→ EXERCISE AIM
Whenever a line below holds the word "users", copy that line.

Figure data in JSON
** start **

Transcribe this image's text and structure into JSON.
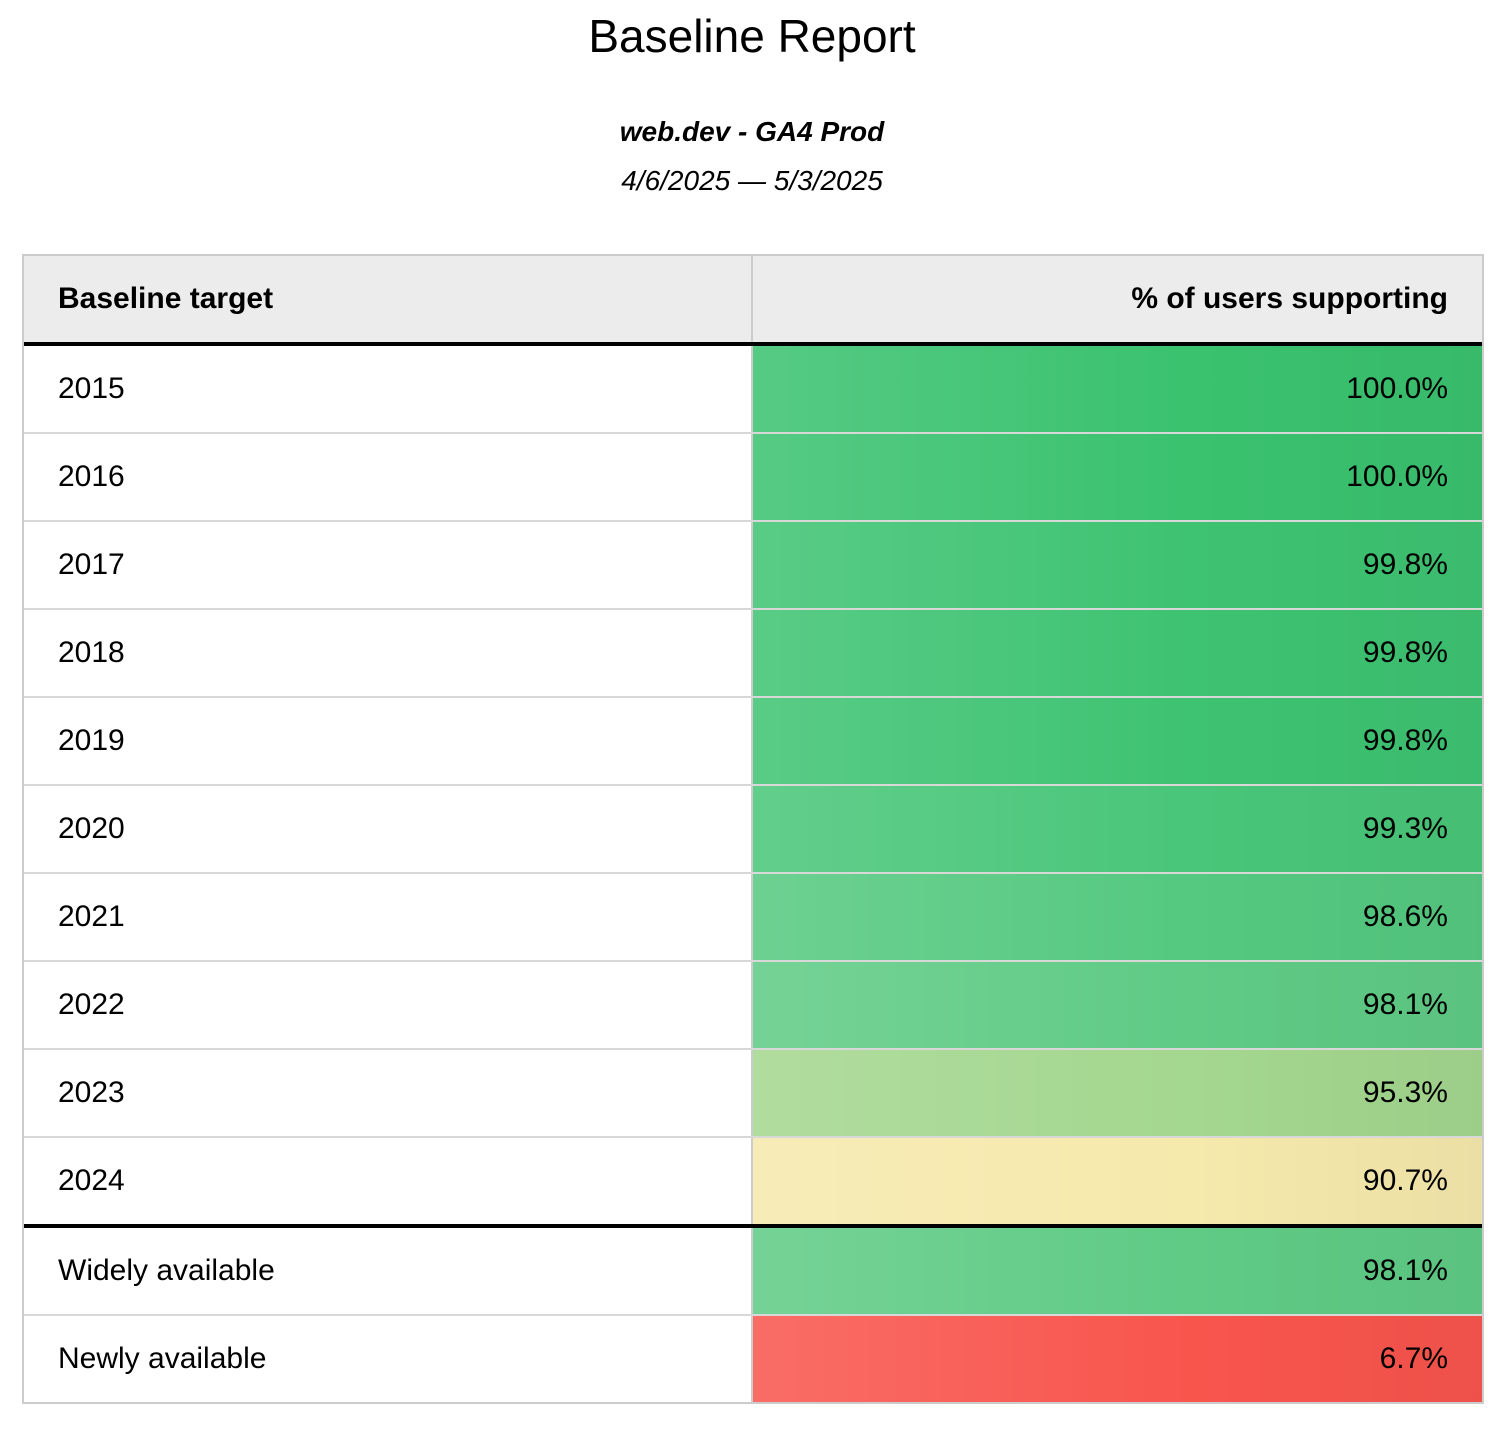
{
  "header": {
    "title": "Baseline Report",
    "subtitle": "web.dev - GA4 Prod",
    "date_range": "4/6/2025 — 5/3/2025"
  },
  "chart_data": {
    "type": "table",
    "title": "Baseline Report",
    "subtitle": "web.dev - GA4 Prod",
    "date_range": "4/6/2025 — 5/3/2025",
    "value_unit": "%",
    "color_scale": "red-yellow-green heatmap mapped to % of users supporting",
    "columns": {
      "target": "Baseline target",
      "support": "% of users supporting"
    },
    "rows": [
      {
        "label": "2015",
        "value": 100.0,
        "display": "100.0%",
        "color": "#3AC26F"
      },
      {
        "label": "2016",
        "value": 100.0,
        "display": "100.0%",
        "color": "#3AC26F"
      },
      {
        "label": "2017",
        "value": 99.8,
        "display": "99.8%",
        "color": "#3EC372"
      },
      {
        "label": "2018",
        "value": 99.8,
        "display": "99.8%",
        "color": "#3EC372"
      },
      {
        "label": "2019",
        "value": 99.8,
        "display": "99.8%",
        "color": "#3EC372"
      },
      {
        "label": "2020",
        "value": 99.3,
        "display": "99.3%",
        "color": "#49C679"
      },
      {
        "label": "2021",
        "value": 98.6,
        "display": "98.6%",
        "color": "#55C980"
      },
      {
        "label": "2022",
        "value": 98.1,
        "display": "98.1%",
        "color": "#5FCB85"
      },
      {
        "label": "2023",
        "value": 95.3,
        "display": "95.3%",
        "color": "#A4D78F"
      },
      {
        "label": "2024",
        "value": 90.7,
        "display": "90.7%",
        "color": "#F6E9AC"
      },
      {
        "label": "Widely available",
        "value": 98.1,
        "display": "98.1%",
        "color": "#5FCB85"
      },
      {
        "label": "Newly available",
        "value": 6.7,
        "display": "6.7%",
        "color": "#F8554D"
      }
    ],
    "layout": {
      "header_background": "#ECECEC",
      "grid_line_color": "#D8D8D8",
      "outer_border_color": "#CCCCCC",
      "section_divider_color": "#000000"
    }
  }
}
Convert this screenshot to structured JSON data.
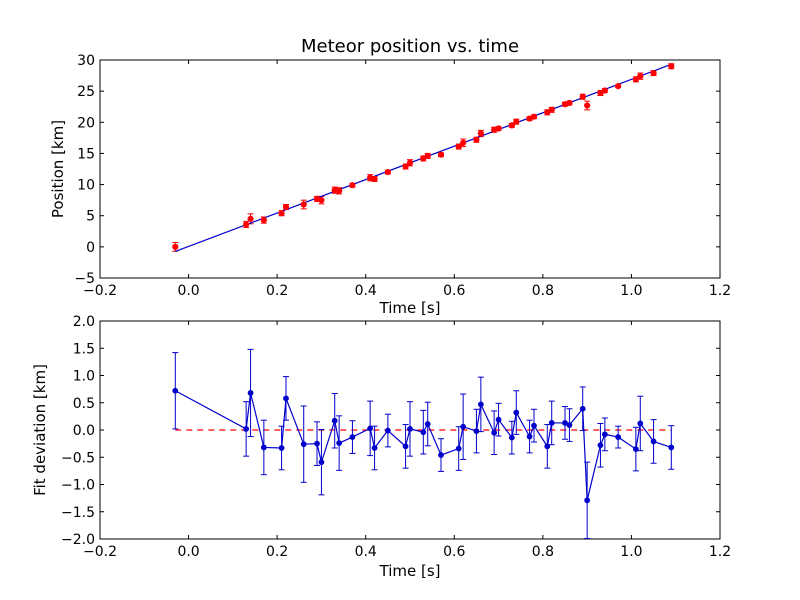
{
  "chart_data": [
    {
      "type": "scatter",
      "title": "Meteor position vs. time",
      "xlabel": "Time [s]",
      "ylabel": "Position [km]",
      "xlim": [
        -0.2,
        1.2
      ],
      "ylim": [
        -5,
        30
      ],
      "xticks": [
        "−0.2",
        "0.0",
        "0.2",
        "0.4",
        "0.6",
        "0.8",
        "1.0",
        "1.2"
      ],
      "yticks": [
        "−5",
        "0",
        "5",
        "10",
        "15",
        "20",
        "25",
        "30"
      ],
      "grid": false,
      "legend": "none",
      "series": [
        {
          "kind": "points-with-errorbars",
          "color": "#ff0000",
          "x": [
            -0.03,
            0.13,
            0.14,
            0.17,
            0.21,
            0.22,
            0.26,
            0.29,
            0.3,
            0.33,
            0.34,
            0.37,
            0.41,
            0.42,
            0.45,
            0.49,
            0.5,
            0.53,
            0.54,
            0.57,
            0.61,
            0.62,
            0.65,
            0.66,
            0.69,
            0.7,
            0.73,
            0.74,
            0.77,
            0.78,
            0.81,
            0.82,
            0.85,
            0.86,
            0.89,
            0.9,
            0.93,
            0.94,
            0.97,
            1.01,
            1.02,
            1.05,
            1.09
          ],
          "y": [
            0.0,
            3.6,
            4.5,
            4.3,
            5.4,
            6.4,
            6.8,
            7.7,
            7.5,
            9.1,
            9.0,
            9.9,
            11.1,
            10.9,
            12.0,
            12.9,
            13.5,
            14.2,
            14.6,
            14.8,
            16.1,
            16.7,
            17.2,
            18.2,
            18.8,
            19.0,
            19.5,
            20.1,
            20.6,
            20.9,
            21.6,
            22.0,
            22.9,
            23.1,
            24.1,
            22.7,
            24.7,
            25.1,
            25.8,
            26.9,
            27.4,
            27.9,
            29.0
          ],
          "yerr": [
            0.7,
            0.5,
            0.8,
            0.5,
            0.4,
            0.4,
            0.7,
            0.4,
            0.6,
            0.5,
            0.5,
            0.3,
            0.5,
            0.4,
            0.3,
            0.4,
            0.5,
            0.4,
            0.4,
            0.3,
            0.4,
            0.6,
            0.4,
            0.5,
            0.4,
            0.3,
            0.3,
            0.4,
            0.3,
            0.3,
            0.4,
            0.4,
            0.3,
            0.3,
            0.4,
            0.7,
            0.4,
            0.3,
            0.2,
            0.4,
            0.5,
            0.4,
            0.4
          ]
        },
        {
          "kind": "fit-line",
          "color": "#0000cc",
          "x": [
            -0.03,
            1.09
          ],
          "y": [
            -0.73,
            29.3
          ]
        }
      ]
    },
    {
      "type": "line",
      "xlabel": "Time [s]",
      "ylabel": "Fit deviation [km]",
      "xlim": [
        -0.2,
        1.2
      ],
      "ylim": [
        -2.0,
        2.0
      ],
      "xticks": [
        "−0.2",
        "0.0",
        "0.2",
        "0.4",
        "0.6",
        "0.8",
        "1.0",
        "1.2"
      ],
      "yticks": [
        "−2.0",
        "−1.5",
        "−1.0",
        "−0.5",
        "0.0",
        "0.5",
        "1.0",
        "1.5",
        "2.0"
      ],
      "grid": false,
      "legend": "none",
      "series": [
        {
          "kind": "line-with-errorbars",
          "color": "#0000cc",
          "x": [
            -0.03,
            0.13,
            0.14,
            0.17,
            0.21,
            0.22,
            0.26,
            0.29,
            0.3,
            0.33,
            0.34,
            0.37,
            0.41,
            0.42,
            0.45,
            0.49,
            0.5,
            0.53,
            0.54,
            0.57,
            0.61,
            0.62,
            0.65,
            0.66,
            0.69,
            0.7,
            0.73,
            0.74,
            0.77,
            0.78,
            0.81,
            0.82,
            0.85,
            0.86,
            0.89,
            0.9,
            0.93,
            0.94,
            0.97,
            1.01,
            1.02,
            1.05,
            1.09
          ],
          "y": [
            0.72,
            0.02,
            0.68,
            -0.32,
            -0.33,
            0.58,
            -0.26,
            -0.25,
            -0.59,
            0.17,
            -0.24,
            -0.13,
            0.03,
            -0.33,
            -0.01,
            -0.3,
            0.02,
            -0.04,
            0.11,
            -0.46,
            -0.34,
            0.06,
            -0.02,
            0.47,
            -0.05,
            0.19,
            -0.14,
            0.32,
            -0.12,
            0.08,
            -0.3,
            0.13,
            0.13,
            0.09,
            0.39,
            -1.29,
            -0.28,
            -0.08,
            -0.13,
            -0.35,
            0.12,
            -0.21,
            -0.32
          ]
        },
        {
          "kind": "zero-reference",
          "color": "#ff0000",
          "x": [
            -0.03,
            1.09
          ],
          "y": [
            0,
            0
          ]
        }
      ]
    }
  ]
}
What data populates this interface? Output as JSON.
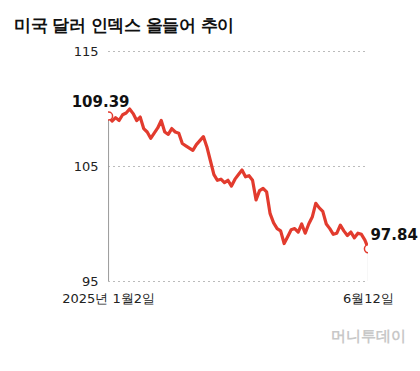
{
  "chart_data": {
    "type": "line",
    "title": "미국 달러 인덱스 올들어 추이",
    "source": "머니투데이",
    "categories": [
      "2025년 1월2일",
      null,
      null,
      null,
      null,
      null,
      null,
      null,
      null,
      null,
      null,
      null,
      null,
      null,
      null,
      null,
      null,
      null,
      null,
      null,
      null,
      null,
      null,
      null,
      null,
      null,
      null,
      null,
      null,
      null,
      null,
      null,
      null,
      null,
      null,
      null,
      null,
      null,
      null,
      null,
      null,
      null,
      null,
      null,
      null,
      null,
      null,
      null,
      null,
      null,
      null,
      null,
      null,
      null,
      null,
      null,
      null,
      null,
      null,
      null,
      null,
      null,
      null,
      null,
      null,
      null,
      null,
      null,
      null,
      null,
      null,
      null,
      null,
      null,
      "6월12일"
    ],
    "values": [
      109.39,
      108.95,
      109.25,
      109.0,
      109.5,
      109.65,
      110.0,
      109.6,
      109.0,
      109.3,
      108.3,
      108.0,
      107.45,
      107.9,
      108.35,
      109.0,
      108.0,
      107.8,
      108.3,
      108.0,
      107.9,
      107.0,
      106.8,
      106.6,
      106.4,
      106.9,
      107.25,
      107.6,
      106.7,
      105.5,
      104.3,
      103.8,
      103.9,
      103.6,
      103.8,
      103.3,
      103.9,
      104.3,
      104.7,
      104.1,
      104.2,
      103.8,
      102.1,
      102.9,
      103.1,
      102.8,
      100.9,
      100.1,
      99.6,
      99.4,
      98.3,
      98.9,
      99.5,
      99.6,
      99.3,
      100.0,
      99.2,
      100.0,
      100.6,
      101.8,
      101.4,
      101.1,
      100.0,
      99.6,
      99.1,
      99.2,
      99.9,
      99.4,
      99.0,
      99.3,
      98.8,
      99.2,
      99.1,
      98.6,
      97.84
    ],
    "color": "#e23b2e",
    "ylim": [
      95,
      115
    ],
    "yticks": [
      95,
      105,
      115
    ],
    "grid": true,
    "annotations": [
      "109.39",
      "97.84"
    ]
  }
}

** end **

→ SOLUTION
    "color_scale": "red-yellow-green heatmap mapped to % of users supporting",
      "support": "% of users supporting"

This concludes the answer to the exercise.